> Dataset entries

------------------------------------------------------------

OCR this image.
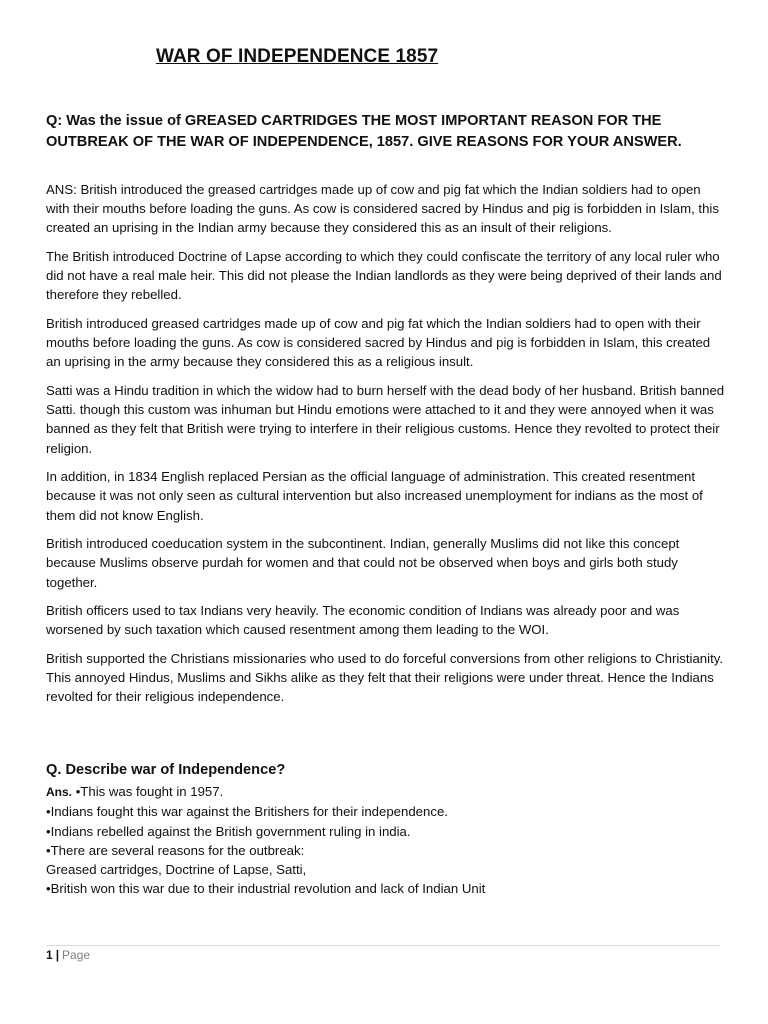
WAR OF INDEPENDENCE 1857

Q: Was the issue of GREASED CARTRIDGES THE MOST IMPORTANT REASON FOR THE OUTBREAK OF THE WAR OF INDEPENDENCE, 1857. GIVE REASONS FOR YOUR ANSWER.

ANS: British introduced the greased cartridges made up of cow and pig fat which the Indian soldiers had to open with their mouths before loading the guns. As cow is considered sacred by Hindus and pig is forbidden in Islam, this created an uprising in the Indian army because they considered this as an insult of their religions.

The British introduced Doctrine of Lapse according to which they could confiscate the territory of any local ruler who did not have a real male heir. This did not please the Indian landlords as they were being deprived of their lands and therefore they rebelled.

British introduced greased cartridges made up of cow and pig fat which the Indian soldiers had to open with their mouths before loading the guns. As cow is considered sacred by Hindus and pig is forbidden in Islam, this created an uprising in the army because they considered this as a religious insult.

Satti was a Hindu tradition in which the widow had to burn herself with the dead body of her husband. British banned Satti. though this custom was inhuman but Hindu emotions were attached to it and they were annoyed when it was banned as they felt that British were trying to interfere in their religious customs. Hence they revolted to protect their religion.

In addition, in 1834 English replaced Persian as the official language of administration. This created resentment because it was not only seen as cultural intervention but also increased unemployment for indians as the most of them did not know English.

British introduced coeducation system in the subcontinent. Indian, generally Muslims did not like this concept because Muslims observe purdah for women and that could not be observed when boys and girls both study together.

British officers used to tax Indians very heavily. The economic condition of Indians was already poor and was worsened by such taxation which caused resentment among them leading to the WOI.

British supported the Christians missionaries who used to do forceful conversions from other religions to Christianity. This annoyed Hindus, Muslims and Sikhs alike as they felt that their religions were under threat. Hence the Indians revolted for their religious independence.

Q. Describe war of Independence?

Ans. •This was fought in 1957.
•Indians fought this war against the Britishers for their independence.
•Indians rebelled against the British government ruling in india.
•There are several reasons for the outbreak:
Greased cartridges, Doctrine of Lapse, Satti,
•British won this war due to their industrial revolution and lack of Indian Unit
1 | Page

------------------------------------------------------------

> Exercise instructions
Identify every line above that includes the word "guns", and show those lines.

> Solution below
ANS: British introduced the greased cartridges made up of cow and pig fat which the Indian soldiers had to open with their mouths before loading the guns. As cow is considered sacred by Hindus and pig is forbidden in Islam, this created an uprising in the Indian army because they considered this as an insult of their religions.
British introduced greased cartridges made up of cow and pig fat which the Indian soldiers had to open with their mouths before loading the guns. As cow is considered sacred by Hindus and pig is forbidden in Islam, this created an uprising in the army because they considered this as a religious insult.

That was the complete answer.